* [REQUIREMENT]:
Copy out all lines in the data below containing the string "سامسونگ".

(Records from a dataset)
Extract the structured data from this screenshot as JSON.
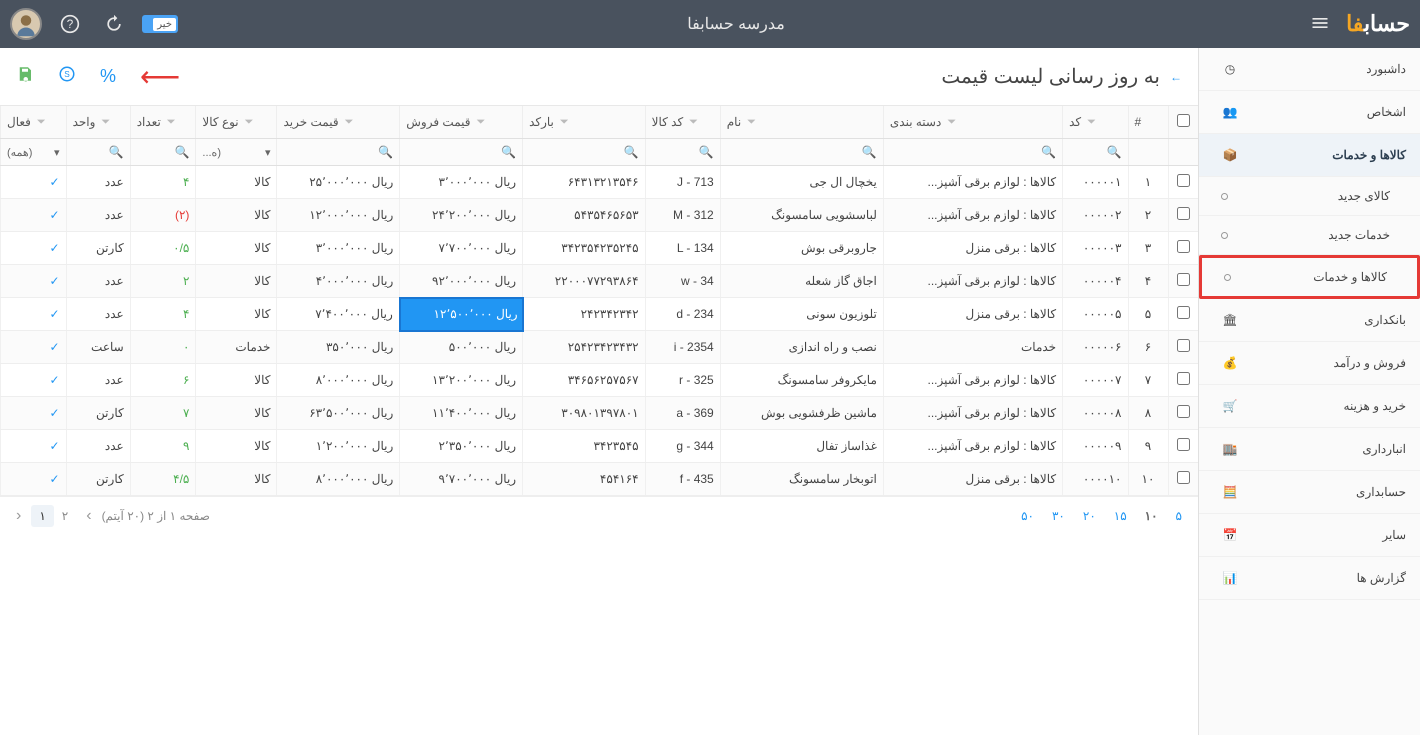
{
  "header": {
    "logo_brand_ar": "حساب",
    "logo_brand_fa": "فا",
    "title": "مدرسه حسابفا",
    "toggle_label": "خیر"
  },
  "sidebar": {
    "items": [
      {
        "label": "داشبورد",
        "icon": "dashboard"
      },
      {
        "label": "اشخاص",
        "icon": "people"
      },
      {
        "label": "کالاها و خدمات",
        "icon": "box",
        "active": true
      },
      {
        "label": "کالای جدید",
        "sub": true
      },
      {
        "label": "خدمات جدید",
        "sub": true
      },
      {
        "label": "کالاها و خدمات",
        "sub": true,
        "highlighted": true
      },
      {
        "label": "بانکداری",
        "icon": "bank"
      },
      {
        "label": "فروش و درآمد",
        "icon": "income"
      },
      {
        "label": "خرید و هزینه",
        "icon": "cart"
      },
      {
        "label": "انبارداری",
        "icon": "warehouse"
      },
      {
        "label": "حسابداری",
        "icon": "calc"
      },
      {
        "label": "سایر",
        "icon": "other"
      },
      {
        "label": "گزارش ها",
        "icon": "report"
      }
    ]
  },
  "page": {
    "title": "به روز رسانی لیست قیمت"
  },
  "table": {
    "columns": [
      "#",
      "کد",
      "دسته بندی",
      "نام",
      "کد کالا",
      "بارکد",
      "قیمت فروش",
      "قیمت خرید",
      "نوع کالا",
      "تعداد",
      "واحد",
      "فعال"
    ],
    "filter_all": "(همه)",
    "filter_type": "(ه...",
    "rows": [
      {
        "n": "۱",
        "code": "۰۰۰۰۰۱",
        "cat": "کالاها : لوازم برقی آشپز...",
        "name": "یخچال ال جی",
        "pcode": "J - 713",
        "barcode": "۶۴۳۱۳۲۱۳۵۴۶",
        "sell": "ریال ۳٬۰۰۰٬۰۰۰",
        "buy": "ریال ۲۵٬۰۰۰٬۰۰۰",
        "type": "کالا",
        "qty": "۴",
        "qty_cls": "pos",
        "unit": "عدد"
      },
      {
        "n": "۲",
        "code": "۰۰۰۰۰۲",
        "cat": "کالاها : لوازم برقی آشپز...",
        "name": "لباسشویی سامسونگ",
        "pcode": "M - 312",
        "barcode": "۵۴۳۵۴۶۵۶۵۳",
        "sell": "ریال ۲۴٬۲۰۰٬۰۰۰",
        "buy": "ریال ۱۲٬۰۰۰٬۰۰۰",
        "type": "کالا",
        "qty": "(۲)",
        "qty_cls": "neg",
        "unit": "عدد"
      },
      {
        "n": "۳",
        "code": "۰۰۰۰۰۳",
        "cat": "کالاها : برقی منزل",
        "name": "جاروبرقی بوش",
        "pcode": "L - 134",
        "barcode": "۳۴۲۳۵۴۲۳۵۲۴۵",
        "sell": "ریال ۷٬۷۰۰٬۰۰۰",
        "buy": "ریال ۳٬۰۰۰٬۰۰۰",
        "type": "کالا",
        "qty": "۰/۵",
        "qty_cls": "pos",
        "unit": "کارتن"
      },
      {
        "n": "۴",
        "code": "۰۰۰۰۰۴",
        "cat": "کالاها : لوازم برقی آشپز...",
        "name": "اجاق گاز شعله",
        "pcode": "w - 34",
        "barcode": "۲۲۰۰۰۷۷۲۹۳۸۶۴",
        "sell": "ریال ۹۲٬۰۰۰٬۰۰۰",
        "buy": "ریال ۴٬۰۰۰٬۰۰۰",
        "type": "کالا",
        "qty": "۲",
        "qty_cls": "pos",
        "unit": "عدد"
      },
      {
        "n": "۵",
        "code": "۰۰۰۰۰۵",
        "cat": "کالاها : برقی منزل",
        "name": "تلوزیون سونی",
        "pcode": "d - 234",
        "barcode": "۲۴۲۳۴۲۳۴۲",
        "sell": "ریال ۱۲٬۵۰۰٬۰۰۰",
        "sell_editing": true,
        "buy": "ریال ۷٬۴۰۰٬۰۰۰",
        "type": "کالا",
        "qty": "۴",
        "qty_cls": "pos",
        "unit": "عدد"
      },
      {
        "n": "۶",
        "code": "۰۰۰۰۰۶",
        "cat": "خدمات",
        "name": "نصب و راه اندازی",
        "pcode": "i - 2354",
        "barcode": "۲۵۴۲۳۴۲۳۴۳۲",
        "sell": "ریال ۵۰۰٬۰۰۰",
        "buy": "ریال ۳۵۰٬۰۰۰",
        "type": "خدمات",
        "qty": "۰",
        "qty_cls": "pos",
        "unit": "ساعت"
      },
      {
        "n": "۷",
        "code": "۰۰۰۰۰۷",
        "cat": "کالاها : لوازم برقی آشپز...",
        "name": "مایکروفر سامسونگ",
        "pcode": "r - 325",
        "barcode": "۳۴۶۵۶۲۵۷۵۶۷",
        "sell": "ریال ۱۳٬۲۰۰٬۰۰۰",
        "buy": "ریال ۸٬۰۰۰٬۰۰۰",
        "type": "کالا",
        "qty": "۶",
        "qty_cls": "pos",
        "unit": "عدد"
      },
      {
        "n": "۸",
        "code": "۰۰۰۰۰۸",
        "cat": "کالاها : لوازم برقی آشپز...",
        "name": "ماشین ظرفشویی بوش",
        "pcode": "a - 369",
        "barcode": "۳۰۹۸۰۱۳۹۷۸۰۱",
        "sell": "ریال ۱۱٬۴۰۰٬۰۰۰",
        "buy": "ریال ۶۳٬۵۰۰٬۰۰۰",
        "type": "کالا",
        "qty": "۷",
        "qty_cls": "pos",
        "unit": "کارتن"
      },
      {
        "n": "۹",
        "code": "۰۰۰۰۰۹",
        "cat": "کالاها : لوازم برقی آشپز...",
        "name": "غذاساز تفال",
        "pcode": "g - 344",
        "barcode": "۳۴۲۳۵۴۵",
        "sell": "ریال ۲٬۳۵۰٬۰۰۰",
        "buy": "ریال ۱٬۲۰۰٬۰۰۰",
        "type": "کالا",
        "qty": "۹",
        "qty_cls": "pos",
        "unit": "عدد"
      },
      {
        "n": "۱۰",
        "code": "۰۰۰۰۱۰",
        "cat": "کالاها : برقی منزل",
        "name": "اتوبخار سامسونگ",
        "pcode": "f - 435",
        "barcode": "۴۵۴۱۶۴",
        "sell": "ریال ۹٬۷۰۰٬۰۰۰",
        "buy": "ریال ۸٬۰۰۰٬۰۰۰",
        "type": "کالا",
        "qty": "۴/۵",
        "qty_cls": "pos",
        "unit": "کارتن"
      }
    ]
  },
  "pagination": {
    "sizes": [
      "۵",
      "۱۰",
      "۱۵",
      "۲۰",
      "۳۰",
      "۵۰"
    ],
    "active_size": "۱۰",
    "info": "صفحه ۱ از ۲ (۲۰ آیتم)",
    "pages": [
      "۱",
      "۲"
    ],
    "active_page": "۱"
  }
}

* [RESULT FOR THIS TASK]:
        "name": "لباسشویی سامسونگ",
        "name": "مایکروفر سامسونگ",
        "name": "اتوبخار سامسونگ",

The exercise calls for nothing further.